=== Your goal ===
Every line of the data must be copied exactly.

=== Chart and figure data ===
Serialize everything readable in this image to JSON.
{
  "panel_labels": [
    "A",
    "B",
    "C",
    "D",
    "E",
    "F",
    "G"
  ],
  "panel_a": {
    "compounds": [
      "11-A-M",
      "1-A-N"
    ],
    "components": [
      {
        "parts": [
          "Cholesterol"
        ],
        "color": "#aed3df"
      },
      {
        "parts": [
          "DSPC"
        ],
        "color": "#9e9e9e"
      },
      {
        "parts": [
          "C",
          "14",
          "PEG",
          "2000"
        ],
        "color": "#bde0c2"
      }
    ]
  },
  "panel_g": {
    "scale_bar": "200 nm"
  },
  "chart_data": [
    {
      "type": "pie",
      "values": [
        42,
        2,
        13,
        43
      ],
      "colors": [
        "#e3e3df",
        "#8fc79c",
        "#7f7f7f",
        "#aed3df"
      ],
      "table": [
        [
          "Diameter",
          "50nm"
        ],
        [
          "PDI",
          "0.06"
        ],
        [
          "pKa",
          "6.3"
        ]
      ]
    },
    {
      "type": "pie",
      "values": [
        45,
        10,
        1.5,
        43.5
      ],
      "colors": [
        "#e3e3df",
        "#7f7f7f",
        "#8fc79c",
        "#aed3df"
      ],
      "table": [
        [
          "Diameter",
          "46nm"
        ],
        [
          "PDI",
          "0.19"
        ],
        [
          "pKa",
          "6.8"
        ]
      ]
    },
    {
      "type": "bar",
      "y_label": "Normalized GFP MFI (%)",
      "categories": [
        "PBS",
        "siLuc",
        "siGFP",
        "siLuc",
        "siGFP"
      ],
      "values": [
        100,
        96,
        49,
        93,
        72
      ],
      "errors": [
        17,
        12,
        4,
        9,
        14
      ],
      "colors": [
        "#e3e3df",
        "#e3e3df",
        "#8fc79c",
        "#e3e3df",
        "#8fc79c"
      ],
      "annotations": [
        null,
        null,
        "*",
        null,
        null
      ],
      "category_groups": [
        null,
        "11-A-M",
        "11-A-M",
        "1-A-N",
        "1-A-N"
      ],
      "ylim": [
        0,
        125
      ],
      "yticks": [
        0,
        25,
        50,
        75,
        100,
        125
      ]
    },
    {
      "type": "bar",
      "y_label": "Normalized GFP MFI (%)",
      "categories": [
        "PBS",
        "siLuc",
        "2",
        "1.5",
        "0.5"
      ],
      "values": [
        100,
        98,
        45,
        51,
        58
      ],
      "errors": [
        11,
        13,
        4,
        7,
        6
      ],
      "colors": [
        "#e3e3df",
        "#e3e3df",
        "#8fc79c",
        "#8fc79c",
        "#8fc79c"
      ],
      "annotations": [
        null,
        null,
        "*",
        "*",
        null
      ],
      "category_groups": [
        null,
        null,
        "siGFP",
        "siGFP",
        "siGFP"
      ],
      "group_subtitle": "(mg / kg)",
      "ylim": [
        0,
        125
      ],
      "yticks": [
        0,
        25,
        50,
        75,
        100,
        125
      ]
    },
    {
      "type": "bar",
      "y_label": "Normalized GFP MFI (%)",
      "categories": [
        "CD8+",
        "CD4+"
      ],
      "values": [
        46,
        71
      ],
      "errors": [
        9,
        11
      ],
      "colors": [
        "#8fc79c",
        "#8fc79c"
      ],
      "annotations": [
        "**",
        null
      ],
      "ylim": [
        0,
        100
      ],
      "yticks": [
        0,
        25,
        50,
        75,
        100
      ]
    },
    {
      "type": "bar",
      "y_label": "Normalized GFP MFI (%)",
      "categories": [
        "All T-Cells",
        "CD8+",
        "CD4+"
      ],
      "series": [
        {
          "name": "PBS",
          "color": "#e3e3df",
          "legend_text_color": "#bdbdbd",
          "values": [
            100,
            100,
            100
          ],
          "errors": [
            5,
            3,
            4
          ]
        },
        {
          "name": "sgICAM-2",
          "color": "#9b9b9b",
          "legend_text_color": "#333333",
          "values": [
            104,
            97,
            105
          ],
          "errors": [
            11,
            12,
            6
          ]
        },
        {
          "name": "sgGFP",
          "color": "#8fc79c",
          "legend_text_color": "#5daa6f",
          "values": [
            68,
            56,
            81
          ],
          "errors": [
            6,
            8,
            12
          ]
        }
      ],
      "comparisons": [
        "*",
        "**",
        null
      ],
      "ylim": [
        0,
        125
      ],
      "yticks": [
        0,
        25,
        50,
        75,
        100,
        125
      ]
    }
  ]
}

=== Full response ===
Serialize everything readable in this image to JSON.
{
  "panel_labels": [
    "A",
    "B",
    "C",
    "D",
    "E",
    "F",
    "G"
  ],
  "panel_a": {
    "compounds": [
      "11-A-M",
      "1-A-N"
    ],
    "components": [
      {
        "parts": [
          "Cholesterol"
        ],
        "color": "#aed3df"
      },
      {
        "parts": [
          "DSPC"
        ],
        "color": "#9e9e9e"
      },
      {
        "parts": [
          "C",
          "14",
          "PEG",
          "2000"
        ],
        "color": "#bde0c2"
      }
    ]
  },
  "panel_g": {
    "scale_bar": "200 nm"
  },
  "chart_data": [
    {
      "type": "pie",
      "values": [
        42,
        2,
        13,
        43
      ],
      "colors": [
        "#e3e3df",
        "#8fc79c",
        "#7f7f7f",
        "#aed3df"
      ],
      "table": [
        [
          "Diameter",
          "50nm"
        ],
        [
          "PDI",
          "0.06"
        ],
        [
          "pKa",
          "6.3"
        ]
      ]
    },
    {
      "type": "pie",
      "values": [
        45,
        10,
        1.5,
        43.5
      ],
      "colors": [
        "#e3e3df",
        "#7f7f7f",
        "#8fc79c",
        "#aed3df"
      ],
      "table": [
        [
          "Diameter",
          "46nm"
        ],
        [
          "PDI",
          "0.19"
        ],
        [
          "pKa",
          "6.8"
        ]
      ]
    },
    {
      "type": "bar",
      "y_label": "Normalized GFP MFI (%)",
      "categories": [
        "PBS",
        "siLuc",
        "siGFP",
        "siLuc",
        "siGFP"
      ],
      "values": [
        100,
        96,
        49,
        93,
        72
      ],
      "errors": [
        17,
        12,
        4,
        9,
        14
      ],
      "colors": [
        "#e3e3df",
        "#e3e3df",
        "#8fc79c",
        "#e3e3df",
        "#8fc79c"
      ],
      "annotations": [
        null,
        null,
        "*",
        null,
        null
      ],
      "category_groups": [
        null,
        "11-A-M",
        "11-A-M",
        "1-A-N",
        "1-A-N"
      ],
      "ylim": [
        0,
        125
      ],
      "yticks": [
        0,
        25,
        50,
        75,
        100,
        125
      ]
    },
    {
      "type": "bar",
      "y_label": "Normalized GFP MFI (%)",
      "categories": [
        "PBS",
        "siLuc",
        "2",
        "1.5",
        "0.5"
      ],
      "values": [
        100,
        98,
        45,
        51,
        58
      ],
      "errors": [
        11,
        13,
        4,
        7,
        6
      ],
      "colors": [
        "#e3e3df",
        "#e3e3df",
        "#8fc79c",
        "#8fc79c",
        "#8fc79c"
      ],
      "annotations": [
        null,
        null,
        "*",
        "*",
        null
      ],
      "category_groups": [
        null,
        null,
        "siGFP",
        "siGFP",
        "siGFP"
      ],
      "group_subtitle": "(mg / kg)",
      "ylim": [
        0,
        125
      ],
      "yticks": [
        0,
        25,
        50,
        75,
        100,
        125
      ]
    },
    {
      "type": "bar",
      "y_label": "Normalized GFP MFI (%)",
      "categories": [
        "CD8+",
        "CD4+"
      ],
      "values": [
        46,
        71
      ],
      "errors": [
        9,
        11
      ],
      "colors": [
        "#8fc79c",
        "#8fc79c"
      ],
      "annotations": [
        "**",
        null
      ],
      "ylim": [
        0,
        100
      ],
      "yticks": [
        0,
        25,
        50,
        75,
        100
      ]
    },
    {
      "type": "bar",
      "y_label": "Normalized GFP MFI (%)",
      "categories": [
        "All T-Cells",
        "CD8+",
        "CD4+"
      ],
      "series": [
        {
          "name": "PBS",
          "color": "#e3e3df",
          "legend_text_color": "#bdbdbd",
          "values": [
            100,
            100,
            100
          ],
          "errors": [
            5,
            3,
            4
          ]
        },
        {
          "name": "sgICAM-2",
          "color": "#9b9b9b",
          "legend_text_color": "#333333",
          "values": [
            104,
            97,
            105
          ],
          "errors": [
            11,
            12,
            6
          ]
        },
        {
          "name": "sgGFP",
          "color": "#8fc79c",
          "legend_text_color": "#5daa6f",
          "values": [
            68,
            56,
            81
          ],
          "errors": [
            6,
            8,
            12
          ]
        }
      ],
      "comparisons": [
        "*",
        "**",
        null
      ],
      "ylim": [
        0,
        125
      ],
      "yticks": [
        0,
        25,
        50,
        75,
        100,
        125
      ]
    }
  ]
}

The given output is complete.